__Goal of the exercise__. Below are records to repeat exactly. Omit the pictures from the copy.

__Material supplied__.

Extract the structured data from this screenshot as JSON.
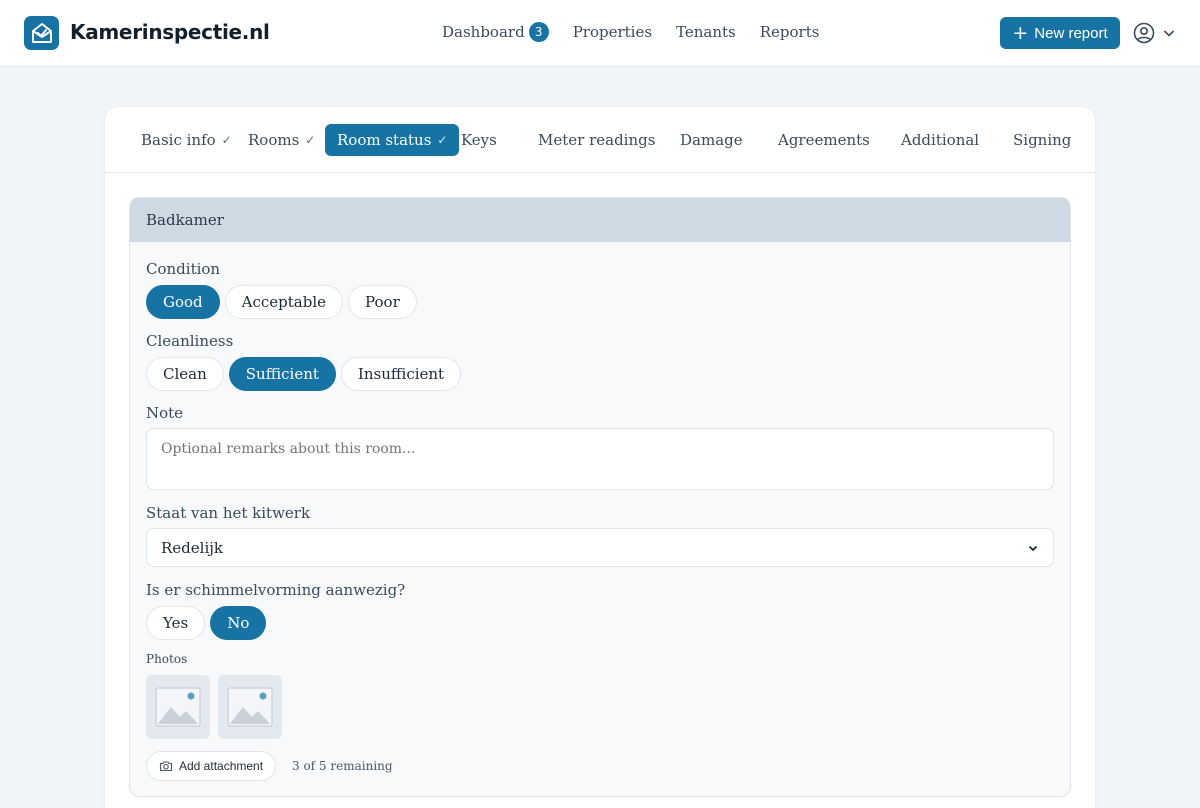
{
  "app": {
    "brand": "Kamerinspectie.nl"
  },
  "nav": {
    "dashboard": "Dashboard",
    "dashboard_badge": "3",
    "properties": "Properties",
    "tenants": "Tenants",
    "reports": "Reports"
  },
  "header": {
    "new_report": "New report"
  },
  "steps": [
    {
      "label": "Basic info",
      "check": "✓"
    },
    {
      "label": "Rooms",
      "check": "✓"
    },
    {
      "label": "Room status",
      "check": "✓",
      "active": true
    },
    {
      "label": "Keys"
    },
    {
      "label": "Meter readings"
    },
    {
      "label": "Damage"
    },
    {
      "label": "Agreements"
    },
    {
      "label": "Additional"
    },
    {
      "label": "Signing"
    }
  ],
  "room": {
    "title": "Badkamer",
    "condition": {
      "label": "Condition",
      "options": [
        "Good",
        "Acceptable",
        "Poor"
      ],
      "selected": "Good"
    },
    "cleanliness": {
      "label": "Cleanliness",
      "options": [
        "Clean",
        "Sufficient",
        "Insufficient"
      ],
      "selected": "Sufficient"
    },
    "note": {
      "label": "Note",
      "placeholder": "Optional remarks about this room..."
    },
    "kitwerk": {
      "label": "Staat van het kitwerk",
      "value": "Redelijk"
    },
    "mold": {
      "label": "Is er schimmelvorming aanwezig?",
      "options": [
        "Yes",
        "No"
      ],
      "selected": "No"
    },
    "photos": {
      "label": "Photos",
      "count": 2
    },
    "attach_label": "Add attachment",
    "remaining": "3 of 5 remaining"
  },
  "colors": {
    "primary": "#1673a3",
    "room_header": "#cfd9e4",
    "page_bg": "#f1f4f8"
  }
}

__Solution to the exercise__.
Extract the structured data from this screenshot as JSON.
{
  "app": {
    "brand": "Kamerinspectie.nl"
  },
  "nav": {
    "dashboard": "Dashboard",
    "dashboard_badge": "3",
    "properties": "Properties",
    "tenants": "Tenants",
    "reports": "Reports"
  },
  "header": {
    "new_report": "New report"
  },
  "steps": [
    {
      "label": "Basic info",
      "check": "✓"
    },
    {
      "label": "Rooms",
      "check": "✓"
    },
    {
      "label": "Room status",
      "check": "✓",
      "active": true
    },
    {
      "label": "Keys"
    },
    {
      "label": "Meter readings"
    },
    {
      "label": "Damage"
    },
    {
      "label": "Agreements"
    },
    {
      "label": "Additional"
    },
    {
      "label": "Signing"
    }
  ],
  "room": {
    "title": "Badkamer",
    "condition": {
      "label": "Condition",
      "options": [
        "Good",
        "Acceptable",
        "Poor"
      ],
      "selected": "Good"
    },
    "cleanliness": {
      "label": "Cleanliness",
      "options": [
        "Clean",
        "Sufficient",
        "Insufficient"
      ],
      "selected": "Sufficient"
    },
    "note": {
      "label": "Note",
      "placeholder": "Optional remarks about this room..."
    },
    "kitwerk": {
      "label": "Staat van het kitwerk",
      "value": "Redelijk"
    },
    "mold": {
      "label": "Is er schimmelvorming aanwezig?",
      "options": [
        "Yes",
        "No"
      ],
      "selected": "No"
    },
    "photos": {
      "label": "Photos",
      "count": 2
    },
    "attach_label": "Add attachment",
    "remaining": "3 of 5 remaining"
  },
  "colors": {
    "primary": "#1673a3",
    "room_header": "#cfd9e4",
    "page_bg": "#f1f4f8"
  }
}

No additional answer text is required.